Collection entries
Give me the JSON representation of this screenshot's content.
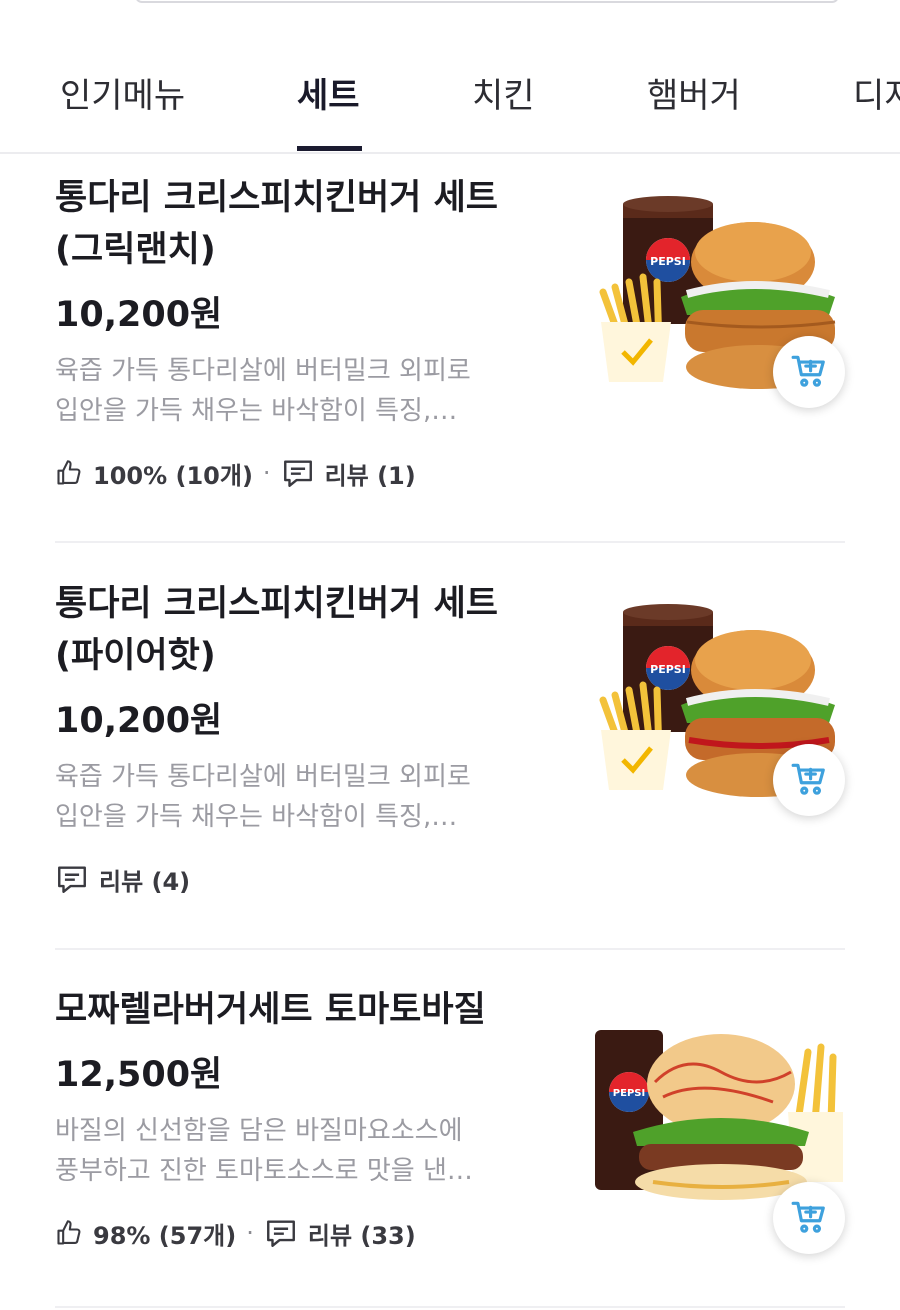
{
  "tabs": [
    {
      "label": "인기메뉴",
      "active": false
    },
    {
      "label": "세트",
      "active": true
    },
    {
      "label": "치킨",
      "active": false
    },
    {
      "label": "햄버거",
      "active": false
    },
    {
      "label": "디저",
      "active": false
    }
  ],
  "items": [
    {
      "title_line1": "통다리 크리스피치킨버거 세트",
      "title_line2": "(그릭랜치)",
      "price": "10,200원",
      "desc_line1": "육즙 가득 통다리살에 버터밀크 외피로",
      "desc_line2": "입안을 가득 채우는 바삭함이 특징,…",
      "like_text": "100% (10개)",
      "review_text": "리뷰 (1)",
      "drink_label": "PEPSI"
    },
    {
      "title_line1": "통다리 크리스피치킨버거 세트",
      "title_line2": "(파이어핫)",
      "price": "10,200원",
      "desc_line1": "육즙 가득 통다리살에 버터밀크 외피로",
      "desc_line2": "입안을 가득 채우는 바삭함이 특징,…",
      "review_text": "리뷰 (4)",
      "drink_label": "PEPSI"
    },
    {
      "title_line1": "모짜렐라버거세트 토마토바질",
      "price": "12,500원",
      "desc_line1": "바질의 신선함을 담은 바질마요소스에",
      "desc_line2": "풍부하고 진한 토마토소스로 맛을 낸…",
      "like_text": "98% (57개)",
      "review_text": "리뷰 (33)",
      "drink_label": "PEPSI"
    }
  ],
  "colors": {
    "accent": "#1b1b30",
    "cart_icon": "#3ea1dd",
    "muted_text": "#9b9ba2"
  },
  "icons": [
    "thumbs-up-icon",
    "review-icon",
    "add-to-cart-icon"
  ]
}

WRITTEN EXERCISE
Pictures are excluded; copy every other part of the records exactly.

EXERCISE RESPONSE
Give me the JSON representation of this screenshot's content.
{
  "tabs": [
    {
      "label": "인기메뉴",
      "active": false
    },
    {
      "label": "세트",
      "active": true
    },
    {
      "label": "치킨",
      "active": false
    },
    {
      "label": "햄버거",
      "active": false
    },
    {
      "label": "디저",
      "active": false
    }
  ],
  "items": [
    {
      "title_line1": "통다리 크리스피치킨버거 세트",
      "title_line2": "(그릭랜치)",
      "price": "10,200원",
      "desc_line1": "육즙 가득 통다리살에 버터밀크 외피로",
      "desc_line2": "입안을 가득 채우는 바삭함이 특징,…",
      "like_text": "100% (10개)",
      "review_text": "리뷰 (1)",
      "drink_label": "PEPSI"
    },
    {
      "title_line1": "통다리 크리스피치킨버거 세트",
      "title_line2": "(파이어핫)",
      "price": "10,200원",
      "desc_line1": "육즙 가득 통다리살에 버터밀크 외피로",
      "desc_line2": "입안을 가득 채우는 바삭함이 특징,…",
      "review_text": "리뷰 (4)",
      "drink_label": "PEPSI"
    },
    {
      "title_line1": "모짜렐라버거세트 토마토바질",
      "price": "12,500원",
      "desc_line1": "바질의 신선함을 담은 바질마요소스에",
      "desc_line2": "풍부하고 진한 토마토소스로 맛을 낸…",
      "like_text": "98% (57개)",
      "review_text": "리뷰 (33)",
      "drink_label": "PEPSI"
    }
  ],
  "colors": {
    "accent": "#1b1b30",
    "cart_icon": "#3ea1dd",
    "muted_text": "#9b9ba2"
  },
  "icons": [
    "thumbs-up-icon",
    "review-icon",
    "add-to-cart-icon"
  ]
}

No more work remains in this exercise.